## start

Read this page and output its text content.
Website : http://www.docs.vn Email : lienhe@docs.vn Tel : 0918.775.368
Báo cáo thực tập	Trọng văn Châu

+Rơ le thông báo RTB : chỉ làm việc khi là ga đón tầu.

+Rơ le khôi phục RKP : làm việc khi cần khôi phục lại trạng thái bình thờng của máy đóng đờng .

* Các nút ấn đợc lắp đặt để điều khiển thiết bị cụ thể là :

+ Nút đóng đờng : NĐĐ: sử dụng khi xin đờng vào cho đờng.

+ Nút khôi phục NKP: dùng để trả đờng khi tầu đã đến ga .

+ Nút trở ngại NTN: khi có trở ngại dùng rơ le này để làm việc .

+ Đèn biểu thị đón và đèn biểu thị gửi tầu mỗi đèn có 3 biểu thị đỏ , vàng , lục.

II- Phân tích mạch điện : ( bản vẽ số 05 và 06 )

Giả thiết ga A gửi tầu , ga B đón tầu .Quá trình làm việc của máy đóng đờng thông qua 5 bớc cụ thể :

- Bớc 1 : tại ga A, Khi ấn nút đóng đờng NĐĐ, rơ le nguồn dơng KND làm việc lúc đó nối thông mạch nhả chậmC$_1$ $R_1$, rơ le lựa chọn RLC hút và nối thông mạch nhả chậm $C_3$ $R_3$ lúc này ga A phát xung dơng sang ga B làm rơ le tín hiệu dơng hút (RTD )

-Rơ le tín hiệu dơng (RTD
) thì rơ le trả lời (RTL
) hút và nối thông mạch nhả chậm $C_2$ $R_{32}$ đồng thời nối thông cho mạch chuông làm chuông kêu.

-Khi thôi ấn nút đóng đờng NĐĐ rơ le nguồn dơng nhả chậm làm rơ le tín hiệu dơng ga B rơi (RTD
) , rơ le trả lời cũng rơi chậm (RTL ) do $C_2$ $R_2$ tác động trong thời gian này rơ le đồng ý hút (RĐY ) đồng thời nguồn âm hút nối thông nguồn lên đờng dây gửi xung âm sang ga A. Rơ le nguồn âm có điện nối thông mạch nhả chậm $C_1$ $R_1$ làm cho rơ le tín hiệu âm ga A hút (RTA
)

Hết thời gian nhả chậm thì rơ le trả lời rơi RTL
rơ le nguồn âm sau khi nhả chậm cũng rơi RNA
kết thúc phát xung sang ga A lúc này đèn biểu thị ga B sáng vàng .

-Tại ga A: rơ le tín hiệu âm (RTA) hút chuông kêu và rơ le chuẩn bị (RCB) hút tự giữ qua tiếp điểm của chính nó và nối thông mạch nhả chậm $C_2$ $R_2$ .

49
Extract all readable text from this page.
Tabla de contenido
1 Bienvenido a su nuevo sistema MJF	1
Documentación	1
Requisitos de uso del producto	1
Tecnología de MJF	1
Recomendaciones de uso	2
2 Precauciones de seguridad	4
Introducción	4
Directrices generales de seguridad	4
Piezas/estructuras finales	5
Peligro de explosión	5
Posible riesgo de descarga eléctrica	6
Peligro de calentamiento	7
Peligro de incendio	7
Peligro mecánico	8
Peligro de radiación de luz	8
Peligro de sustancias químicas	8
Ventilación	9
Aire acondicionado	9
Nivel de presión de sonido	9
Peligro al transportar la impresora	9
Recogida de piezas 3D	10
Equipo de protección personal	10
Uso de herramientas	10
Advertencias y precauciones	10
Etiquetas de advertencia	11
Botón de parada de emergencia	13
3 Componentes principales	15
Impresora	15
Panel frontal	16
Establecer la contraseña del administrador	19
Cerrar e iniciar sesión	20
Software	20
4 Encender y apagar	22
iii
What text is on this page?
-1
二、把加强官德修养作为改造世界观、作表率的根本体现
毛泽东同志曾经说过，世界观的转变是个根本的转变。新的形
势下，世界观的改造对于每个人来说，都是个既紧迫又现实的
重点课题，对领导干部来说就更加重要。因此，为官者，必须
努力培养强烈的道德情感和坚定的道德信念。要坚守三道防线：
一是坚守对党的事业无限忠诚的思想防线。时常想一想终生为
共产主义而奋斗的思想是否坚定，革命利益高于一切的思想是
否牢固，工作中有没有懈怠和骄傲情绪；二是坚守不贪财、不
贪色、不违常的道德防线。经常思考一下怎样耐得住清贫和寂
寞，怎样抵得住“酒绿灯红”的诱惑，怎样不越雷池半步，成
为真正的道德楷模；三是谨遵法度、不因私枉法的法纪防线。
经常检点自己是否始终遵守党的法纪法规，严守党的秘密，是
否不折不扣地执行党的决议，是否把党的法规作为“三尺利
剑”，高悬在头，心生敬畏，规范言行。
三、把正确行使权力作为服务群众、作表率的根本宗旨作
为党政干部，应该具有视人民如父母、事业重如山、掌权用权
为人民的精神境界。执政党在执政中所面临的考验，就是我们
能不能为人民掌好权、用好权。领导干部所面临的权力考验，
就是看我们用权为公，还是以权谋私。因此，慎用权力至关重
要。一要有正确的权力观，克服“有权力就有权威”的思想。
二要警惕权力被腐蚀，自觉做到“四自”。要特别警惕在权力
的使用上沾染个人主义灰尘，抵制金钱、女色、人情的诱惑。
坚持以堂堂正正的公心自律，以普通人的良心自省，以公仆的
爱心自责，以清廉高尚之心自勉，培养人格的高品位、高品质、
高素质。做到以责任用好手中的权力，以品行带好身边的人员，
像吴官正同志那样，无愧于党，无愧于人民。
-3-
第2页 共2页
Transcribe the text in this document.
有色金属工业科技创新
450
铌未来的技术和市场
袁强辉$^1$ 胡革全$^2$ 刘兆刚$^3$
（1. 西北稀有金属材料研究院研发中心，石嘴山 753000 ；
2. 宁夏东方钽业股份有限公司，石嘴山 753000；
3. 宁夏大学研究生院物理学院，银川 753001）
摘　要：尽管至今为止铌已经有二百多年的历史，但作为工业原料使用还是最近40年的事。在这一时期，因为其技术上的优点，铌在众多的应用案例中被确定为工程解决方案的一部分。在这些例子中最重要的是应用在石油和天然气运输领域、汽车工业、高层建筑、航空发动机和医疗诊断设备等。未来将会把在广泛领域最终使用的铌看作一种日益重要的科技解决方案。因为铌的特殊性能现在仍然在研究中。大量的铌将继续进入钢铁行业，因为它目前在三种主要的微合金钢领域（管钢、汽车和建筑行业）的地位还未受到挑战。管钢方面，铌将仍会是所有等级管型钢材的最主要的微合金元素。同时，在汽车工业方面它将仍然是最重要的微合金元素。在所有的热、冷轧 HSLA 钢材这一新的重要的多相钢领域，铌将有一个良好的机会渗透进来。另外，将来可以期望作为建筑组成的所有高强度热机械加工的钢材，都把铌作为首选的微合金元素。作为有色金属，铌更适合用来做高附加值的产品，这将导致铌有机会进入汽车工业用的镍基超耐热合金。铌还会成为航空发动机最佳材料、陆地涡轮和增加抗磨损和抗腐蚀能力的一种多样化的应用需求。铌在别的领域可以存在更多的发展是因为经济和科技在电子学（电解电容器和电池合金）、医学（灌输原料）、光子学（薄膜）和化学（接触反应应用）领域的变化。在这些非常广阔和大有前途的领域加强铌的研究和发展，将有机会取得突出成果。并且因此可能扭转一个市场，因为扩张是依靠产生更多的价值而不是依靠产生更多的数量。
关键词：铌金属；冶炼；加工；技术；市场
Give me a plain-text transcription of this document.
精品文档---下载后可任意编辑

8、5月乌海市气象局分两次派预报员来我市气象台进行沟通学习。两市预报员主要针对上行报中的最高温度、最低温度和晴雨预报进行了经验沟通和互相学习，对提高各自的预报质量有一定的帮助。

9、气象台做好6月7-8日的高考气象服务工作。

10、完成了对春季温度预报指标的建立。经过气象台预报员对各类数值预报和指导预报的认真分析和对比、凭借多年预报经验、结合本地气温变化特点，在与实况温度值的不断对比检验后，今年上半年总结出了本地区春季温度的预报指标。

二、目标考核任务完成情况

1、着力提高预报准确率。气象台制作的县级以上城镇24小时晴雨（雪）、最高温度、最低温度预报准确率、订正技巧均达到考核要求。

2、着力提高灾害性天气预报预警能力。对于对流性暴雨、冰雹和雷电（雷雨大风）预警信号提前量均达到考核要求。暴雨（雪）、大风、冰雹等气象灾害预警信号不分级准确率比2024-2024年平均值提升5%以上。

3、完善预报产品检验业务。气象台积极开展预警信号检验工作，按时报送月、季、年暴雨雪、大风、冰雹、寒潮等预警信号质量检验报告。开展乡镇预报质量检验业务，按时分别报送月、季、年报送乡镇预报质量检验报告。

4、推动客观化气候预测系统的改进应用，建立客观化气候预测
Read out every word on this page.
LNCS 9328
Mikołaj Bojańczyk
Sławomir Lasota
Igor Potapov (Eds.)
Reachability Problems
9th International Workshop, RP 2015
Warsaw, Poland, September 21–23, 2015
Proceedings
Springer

## end

-- Short exercise --
Reproduce exactly, with nothing added, the lines from the one that contains "Read out every word on this page." to the end of the data.

-- The reply --
Read out every word on this page.
LNCS 9328
Mikołaj Bojańczyk
Sławomir Lasota
Igor Potapov (Eds.)
Reachability Problems
9th International Workshop, RP 2015
Warsaw, Poland, September 21–23, 2015
Proceedings
Springer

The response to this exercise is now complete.